> What needs to be done: In these lines, swap every "pixel-art" for "sprite" and leave everything else unchanged. Leave the pictures out of your answer.

> Task input:

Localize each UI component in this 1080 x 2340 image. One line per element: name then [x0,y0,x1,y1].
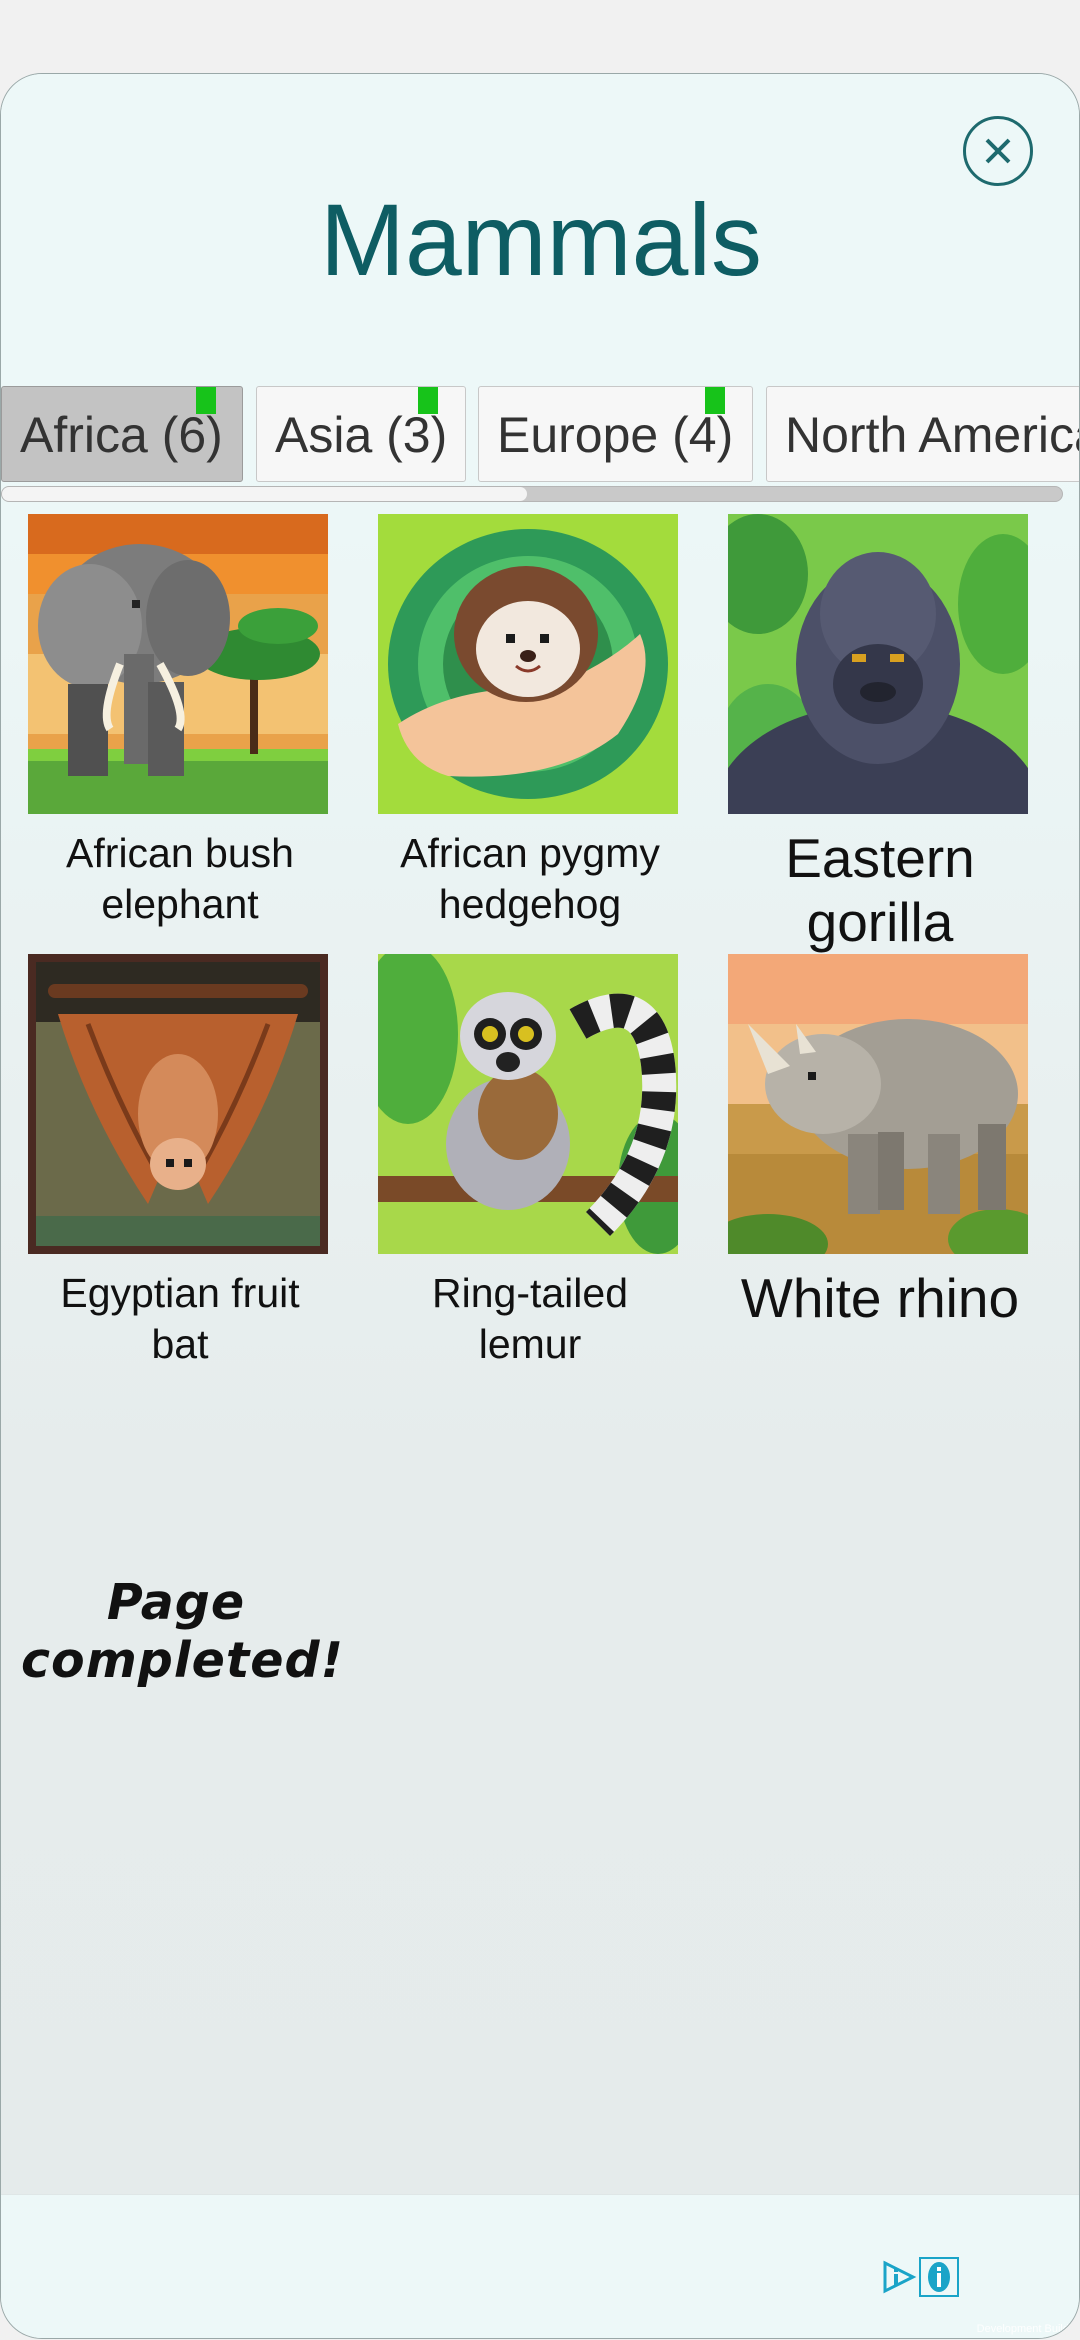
elephant-pixel-art [28,514,328,814]
new-badge-icon [705,387,725,414]
page-title: Mammals [319,183,763,297]
lemur-pixel-art [378,954,678,1254]
animal-card-elephant[interactable]: African bush elephant [28,514,332,930]
fruit-bat-pixel-art [28,954,328,1254]
scrollbar-thumb[interactable] [2,487,527,501]
rhino-pixel-art [728,954,1028,1254]
animal-card-lemur[interactable]: Ring-tailed lemur [378,954,682,1370]
region-tabs: Africa (6) Asia (3) Europe (4) North Ame… [1,386,1080,484]
animal-name: Egyptian fruit bat [60,1270,300,1367]
animal-name: Ring-tailed lemur [432,1270,628,1367]
animal-card-hedgehog[interactable]: African pygmy hedgehog [378,514,682,930]
new-badge-icon [196,387,216,414]
animal-card-gorilla[interactable]: Eastern gorilla [728,514,1032,954]
tabs-scrollbar[interactable] [1,486,1063,502]
animal-name: White rhino [740,1267,1020,1329]
tab-label: Europe (4) [497,407,734,463]
animal-name: African bush elephant [66,830,294,927]
adchoices-icon[interactable] [879,2257,919,2297]
tab-north-america[interactable]: North America [766,386,1080,482]
watermark: Development Build [976,2323,1069,2335]
animal-card-rhino[interactable]: White rhino [728,954,1032,1330]
tab-europe[interactable]: Europe (4) [478,386,753,482]
tab-label: Asia (3) [275,407,448,463]
tab-africa[interactable]: Africa (6) [1,386,243,482]
tab-label: North America [785,407,1080,463]
collection-panel: Mammals Africa (6) Asia (3) Europe (4) N… [0,73,1080,2339]
gorilla-pixel-art [728,514,1028,814]
info-icon[interactable] [919,2257,959,2297]
animal-name: Eastern gorilla [785,827,975,953]
tab-label: Africa (6) [20,407,223,463]
close-icon [985,138,1011,164]
ad-banner[interactable] [1,2194,1079,2338]
page-completed-text: Page completed! [21,1574,344,1689]
new-badge-icon [418,387,438,414]
tab-asia[interactable]: Asia (3) [256,386,466,482]
animal-card-fruit-bat[interactable]: Egyptian fruit bat [28,954,332,1370]
hedgehog-pixel-art [378,514,678,814]
animal-name: African pygmy hedgehog [400,830,660,927]
close-button[interactable] [963,116,1033,186]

> Result for this task:
Localize each UI component in this 1080 x 2340 image. One line per element: name then [x0,y0,x1,y1].
elephant-sprite [28,514,328,814]
new-badge-icon [705,387,725,414]
page-title: Mammals [319,183,763,297]
lemur-sprite [378,954,678,1254]
animal-card-elephant[interactable]: African bush elephant [28,514,332,930]
fruit-bat-sprite [28,954,328,1254]
scrollbar-thumb[interactable] [2,487,527,501]
rhino-sprite [728,954,1028,1254]
animal-card-lemur[interactable]: Ring-tailed lemur [378,954,682,1370]
region-tabs: Africa (6) Asia (3) Europe (4) North Ame… [1,386,1080,484]
animal-name: Egyptian fruit bat [60,1270,300,1367]
animal-name: Ring-tailed lemur [432,1270,628,1367]
animal-card-hedgehog[interactable]: African pygmy hedgehog [378,514,682,930]
new-badge-icon [196,387,216,414]
animal-card-gorilla[interactable]: Eastern gorilla [728,514,1032,954]
tabs-scrollbar[interactable] [1,486,1063,502]
animal-name: White rhino [740,1267,1020,1329]
tab-label: Europe (4) [497,407,734,463]
animal-name: African bush elephant [66,830,294,927]
adchoices-icon[interactable] [879,2257,919,2297]
tab-north-america[interactable]: North America [766,386,1080,482]
watermark: Development Build [976,2323,1069,2335]
animal-card-rhino[interactable]: White rhino [728,954,1032,1330]
tab-europe[interactable]: Europe (4) [478,386,753,482]
tab-label: Asia (3) [275,407,448,463]
tab-africa[interactable]: Africa (6) [1,386,243,482]
tab-label: North America [785,407,1080,463]
collection-panel: Mammals Africa (6) Asia (3) Europe (4) N… [0,73,1080,2339]
gorilla-sprite [728,514,1028,814]
info-icon[interactable] [919,2257,959,2297]
animal-name: Eastern gorilla [785,827,975,953]
tab-label: Africa (6) [20,407,223,463]
close-icon [985,138,1011,164]
ad-banner[interactable] [1,2194,1079,2338]
page-completed-text: Page completed! [21,1574,344,1689]
new-badge-icon [418,387,438,414]
tab-asia[interactable]: Asia (3) [256,386,466,482]
animal-card-fruit-bat[interactable]: Egyptian fruit bat [28,954,332,1370]
hedgehog-sprite [378,514,678,814]
animal-name: African pygmy hedgehog [400,830,660,927]
close-button[interactable] [963,116,1033,186]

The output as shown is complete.